**EXERCISE AIM:** Go through each line of the records below and count those with the word "Хадит". Give only the count.

Dataset items
--------------------
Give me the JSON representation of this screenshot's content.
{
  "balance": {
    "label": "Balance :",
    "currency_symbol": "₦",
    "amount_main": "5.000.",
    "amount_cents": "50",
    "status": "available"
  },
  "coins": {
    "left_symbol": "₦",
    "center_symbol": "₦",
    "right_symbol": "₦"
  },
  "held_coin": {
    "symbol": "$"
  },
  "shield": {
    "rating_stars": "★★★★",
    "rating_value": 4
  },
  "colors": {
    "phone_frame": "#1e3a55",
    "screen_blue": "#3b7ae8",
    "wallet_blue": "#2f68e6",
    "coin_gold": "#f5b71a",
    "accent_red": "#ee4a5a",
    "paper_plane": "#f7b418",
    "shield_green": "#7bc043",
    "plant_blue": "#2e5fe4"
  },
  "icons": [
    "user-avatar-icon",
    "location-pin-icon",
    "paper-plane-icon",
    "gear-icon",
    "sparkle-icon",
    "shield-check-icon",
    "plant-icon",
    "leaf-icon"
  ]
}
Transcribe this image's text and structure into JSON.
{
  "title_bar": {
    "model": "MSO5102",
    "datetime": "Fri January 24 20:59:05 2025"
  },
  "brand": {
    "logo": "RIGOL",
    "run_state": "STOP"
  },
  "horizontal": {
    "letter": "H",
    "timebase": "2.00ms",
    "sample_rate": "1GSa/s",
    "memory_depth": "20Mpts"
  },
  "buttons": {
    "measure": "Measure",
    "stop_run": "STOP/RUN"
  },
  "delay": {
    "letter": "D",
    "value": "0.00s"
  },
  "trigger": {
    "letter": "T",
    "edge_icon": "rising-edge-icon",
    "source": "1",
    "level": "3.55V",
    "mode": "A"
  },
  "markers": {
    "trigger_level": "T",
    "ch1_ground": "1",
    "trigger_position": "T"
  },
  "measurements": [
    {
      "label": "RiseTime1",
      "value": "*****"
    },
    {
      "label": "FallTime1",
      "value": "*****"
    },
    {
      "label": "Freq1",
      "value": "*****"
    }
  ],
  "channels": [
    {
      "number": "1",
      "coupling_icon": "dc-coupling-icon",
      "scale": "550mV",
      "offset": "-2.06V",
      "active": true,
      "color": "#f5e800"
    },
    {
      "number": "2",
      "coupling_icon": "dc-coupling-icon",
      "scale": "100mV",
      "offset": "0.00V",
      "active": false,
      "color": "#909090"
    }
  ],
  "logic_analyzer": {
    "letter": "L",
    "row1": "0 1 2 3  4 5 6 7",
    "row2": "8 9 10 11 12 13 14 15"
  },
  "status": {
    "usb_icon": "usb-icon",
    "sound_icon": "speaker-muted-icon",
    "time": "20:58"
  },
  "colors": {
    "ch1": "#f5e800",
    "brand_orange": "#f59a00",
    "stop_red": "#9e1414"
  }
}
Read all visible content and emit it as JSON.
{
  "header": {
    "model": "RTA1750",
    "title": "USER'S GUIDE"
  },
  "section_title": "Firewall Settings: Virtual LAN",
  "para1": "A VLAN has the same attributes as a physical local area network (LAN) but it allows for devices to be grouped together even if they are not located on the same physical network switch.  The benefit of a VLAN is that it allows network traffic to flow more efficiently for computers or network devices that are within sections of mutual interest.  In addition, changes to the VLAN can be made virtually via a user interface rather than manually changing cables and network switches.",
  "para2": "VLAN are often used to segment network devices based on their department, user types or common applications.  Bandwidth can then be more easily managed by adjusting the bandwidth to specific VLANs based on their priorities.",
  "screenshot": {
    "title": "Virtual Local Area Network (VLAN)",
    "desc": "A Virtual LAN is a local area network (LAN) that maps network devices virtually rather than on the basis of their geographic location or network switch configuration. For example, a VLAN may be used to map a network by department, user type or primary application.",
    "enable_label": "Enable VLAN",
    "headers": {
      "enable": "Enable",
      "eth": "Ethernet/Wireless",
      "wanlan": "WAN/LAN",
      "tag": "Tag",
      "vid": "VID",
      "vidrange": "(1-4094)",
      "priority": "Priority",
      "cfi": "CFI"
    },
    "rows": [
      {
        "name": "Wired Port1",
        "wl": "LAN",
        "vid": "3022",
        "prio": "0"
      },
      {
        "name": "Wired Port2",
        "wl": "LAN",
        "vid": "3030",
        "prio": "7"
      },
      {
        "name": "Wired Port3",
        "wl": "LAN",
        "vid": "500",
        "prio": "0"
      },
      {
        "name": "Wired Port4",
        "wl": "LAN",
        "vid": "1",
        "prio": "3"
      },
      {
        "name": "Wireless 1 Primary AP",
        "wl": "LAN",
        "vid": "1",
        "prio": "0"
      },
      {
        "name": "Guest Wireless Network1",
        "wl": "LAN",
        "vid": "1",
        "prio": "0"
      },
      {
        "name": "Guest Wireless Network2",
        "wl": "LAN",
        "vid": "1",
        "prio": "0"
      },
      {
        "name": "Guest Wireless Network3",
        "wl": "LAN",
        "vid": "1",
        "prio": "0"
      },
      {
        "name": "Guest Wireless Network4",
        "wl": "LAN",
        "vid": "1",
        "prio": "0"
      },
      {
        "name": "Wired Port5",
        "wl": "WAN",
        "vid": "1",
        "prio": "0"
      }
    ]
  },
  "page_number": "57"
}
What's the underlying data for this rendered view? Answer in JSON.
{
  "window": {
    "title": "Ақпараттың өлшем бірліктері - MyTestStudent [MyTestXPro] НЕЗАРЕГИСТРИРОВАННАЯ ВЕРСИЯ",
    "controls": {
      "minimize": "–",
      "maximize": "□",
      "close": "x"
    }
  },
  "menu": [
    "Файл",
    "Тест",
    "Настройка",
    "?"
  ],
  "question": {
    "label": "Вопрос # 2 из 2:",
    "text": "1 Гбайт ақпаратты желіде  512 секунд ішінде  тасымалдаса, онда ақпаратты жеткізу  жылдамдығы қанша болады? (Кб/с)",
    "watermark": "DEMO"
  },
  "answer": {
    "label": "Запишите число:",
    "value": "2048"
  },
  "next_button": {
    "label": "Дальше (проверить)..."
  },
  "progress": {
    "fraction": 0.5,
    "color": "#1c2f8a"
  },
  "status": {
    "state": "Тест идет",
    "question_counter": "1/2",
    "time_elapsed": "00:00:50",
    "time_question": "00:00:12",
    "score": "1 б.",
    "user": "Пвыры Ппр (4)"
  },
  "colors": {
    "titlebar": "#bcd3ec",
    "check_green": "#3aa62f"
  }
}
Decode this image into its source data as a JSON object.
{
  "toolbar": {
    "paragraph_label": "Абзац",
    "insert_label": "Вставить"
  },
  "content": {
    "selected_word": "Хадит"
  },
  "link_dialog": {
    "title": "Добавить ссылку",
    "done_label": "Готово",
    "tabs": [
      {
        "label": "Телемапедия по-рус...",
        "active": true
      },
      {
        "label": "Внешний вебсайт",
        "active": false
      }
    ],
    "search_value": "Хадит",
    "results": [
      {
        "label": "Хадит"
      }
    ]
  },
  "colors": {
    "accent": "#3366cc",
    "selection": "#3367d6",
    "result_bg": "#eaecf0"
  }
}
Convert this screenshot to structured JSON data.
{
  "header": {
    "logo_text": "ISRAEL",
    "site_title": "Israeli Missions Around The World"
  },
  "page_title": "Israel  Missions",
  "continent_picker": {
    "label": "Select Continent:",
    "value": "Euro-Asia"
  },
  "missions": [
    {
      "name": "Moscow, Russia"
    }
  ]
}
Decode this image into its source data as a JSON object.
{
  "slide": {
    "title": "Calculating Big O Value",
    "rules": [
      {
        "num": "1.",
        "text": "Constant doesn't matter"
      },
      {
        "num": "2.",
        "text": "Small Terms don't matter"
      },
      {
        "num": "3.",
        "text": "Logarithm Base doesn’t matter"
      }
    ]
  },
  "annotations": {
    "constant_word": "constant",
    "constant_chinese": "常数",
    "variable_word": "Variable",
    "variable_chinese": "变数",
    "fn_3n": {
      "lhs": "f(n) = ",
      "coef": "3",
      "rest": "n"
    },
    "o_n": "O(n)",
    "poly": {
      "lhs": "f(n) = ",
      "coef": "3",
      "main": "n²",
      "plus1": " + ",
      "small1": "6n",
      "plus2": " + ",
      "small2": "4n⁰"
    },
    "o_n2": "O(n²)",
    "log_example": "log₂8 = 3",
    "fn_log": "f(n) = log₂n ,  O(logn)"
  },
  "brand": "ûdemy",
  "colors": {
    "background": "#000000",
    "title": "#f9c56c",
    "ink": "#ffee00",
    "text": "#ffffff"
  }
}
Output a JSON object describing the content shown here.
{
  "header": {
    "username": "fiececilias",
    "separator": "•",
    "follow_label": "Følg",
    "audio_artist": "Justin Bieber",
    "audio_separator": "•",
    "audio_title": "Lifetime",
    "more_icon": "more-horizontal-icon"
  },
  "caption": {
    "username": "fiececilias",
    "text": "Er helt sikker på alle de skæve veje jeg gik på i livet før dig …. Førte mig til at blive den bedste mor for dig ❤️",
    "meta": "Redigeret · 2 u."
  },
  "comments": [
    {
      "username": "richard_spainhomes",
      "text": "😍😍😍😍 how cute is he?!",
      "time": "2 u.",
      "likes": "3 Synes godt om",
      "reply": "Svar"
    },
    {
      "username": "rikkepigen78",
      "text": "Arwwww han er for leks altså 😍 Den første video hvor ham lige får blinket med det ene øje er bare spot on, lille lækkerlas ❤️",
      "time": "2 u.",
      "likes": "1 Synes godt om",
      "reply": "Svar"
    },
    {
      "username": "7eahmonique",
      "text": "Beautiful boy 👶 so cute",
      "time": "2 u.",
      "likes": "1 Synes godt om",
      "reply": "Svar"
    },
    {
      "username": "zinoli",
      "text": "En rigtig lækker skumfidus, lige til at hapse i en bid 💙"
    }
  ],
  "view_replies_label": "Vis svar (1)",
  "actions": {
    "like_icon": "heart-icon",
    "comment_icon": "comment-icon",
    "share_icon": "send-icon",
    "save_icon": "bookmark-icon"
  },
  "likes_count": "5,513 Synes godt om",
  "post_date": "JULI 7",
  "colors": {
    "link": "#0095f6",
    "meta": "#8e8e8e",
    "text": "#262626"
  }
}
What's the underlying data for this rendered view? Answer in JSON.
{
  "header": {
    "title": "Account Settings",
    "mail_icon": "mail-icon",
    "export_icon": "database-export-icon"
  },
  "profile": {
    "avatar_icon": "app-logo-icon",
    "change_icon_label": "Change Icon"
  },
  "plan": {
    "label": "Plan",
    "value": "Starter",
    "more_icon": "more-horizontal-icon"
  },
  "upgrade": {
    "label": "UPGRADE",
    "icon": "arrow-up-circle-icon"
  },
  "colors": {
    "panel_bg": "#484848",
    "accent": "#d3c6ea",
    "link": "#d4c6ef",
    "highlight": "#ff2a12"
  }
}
--------------------
**TASK SOLUTION:** 3